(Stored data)
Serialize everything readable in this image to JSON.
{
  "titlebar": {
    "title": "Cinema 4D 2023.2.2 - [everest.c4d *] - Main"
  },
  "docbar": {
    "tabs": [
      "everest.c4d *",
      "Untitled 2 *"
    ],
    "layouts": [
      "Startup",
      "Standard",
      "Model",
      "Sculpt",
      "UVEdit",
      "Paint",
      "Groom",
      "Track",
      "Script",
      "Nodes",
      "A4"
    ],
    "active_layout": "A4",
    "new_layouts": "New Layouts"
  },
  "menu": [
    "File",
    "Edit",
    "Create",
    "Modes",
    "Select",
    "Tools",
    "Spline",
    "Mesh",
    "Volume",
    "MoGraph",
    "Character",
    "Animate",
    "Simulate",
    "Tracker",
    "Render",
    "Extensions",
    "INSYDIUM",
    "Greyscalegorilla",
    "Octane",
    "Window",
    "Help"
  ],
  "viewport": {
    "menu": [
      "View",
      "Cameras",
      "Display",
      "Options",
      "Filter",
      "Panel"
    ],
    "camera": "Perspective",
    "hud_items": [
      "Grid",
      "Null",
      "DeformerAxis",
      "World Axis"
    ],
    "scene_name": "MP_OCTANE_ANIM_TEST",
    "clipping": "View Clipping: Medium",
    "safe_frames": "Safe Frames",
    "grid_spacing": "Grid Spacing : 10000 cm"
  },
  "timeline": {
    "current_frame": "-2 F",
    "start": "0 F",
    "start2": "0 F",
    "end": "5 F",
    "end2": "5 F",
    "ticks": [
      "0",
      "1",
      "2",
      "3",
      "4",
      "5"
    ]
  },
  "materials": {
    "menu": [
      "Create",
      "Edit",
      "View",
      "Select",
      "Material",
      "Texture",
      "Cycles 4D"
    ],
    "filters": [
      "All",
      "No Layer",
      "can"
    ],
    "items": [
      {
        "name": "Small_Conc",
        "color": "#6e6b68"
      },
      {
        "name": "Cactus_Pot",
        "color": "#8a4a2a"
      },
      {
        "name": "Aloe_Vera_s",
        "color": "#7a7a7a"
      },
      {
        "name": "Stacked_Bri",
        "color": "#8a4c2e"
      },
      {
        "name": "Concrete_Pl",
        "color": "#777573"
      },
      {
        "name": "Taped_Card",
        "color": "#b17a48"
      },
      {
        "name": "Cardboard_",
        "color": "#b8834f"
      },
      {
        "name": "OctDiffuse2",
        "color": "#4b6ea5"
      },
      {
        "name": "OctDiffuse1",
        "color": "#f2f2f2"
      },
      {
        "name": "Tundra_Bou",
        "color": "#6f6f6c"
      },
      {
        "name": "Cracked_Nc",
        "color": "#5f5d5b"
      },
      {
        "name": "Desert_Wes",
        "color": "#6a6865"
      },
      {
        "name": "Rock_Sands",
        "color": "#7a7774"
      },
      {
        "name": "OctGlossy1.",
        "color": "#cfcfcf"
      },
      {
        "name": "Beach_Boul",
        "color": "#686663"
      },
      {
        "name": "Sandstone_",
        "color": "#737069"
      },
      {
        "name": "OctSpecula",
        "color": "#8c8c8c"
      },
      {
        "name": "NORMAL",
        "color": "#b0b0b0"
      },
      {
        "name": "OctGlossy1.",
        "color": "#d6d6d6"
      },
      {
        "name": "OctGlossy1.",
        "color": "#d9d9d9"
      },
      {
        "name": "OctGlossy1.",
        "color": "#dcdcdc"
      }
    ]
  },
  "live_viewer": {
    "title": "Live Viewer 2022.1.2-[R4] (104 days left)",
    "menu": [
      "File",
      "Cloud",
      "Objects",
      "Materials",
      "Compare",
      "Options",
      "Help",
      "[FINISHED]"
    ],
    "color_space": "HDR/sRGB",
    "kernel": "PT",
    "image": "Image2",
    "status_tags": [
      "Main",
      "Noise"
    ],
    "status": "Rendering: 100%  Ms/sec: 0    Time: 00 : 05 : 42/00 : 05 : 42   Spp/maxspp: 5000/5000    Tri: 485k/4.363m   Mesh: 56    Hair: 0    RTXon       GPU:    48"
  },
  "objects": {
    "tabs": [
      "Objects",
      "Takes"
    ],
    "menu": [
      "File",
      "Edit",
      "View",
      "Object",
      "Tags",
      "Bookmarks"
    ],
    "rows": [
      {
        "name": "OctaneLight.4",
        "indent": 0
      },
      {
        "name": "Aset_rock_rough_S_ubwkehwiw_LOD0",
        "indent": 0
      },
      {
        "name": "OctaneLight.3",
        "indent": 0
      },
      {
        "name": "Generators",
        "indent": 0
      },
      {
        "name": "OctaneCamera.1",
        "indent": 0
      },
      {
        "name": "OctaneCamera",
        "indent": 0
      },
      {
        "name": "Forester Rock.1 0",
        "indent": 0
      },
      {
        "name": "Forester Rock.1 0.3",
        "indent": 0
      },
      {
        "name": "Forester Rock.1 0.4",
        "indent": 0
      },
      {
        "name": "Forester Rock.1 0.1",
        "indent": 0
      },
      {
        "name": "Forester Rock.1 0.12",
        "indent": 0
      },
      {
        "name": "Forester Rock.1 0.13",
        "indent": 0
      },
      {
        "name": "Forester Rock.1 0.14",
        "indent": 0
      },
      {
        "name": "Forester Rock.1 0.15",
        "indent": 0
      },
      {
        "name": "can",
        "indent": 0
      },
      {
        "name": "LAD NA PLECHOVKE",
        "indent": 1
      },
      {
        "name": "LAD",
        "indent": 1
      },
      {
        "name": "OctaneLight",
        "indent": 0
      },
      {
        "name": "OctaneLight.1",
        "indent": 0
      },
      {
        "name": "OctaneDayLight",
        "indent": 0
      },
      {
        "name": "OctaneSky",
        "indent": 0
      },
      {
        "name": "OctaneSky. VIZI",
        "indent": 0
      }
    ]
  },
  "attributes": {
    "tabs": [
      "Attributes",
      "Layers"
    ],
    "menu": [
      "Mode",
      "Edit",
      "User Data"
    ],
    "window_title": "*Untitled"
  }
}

---

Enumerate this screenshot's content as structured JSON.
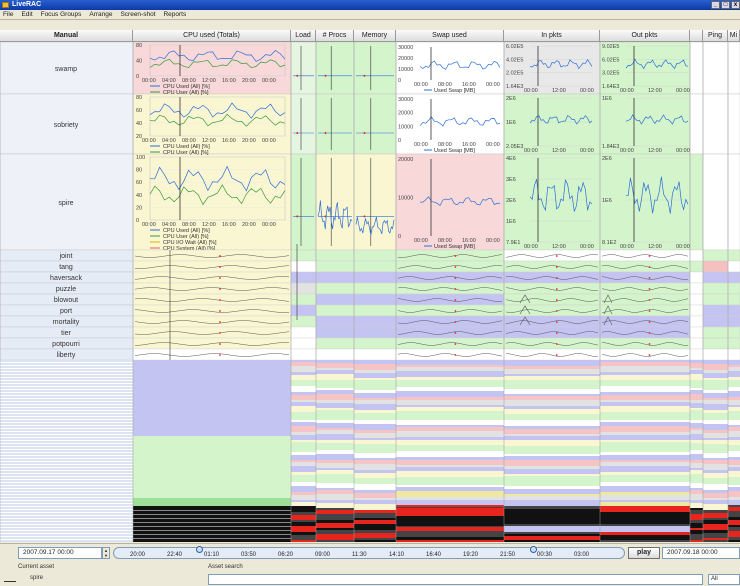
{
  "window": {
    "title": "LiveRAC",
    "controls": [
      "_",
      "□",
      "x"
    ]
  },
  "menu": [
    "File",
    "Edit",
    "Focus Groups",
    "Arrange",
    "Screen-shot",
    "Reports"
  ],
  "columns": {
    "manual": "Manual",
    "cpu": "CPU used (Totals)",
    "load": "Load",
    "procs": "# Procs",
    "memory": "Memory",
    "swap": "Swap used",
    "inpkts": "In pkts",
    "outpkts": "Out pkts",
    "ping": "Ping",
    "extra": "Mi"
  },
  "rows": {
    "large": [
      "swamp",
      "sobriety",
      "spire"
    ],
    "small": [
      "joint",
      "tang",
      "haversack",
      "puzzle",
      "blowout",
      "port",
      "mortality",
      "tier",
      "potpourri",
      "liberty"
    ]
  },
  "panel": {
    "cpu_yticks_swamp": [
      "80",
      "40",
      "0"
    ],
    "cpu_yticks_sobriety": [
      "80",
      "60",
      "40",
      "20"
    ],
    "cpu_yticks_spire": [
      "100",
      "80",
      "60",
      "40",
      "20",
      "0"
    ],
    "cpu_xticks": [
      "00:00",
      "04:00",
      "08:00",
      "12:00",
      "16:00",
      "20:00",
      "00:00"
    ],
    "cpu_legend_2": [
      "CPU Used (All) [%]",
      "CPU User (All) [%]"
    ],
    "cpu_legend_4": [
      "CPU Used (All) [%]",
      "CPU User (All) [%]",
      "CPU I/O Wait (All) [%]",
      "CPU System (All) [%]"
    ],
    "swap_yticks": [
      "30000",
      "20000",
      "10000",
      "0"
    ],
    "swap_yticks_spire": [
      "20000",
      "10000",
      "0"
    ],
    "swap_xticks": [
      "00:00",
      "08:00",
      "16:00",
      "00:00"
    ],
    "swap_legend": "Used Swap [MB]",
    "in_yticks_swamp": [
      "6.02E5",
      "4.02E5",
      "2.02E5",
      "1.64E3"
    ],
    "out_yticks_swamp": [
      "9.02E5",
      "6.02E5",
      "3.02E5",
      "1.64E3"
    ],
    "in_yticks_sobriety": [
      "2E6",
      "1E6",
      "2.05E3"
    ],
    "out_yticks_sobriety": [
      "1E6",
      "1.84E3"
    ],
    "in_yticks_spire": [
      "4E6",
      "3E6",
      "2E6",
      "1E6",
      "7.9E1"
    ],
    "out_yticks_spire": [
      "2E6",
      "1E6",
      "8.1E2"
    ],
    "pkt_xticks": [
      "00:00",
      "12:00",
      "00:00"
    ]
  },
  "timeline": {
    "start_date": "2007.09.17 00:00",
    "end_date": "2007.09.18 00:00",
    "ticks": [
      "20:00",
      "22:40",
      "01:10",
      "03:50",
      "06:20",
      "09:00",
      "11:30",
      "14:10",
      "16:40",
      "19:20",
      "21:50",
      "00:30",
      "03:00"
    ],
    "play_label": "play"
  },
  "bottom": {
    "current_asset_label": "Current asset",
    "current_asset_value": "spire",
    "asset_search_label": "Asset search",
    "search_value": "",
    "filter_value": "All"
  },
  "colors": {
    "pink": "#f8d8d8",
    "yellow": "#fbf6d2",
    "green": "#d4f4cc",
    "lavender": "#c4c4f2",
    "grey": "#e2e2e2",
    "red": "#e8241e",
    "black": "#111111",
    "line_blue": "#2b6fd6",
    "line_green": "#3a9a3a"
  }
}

• Set problem:
Pull out all lines from the listing that contain the string "Mesh".

• Complete output:
    "Mesh",
    "status": "Rendering: 100%  Ms/sec: 0    Time: 00 : 05 : 42/00 : 05 : 42   Spp/maxspp: 5000/5000    Tri: 485k/4.363m   Mesh: 56    Hair: 0    RTXon       GPU:    48"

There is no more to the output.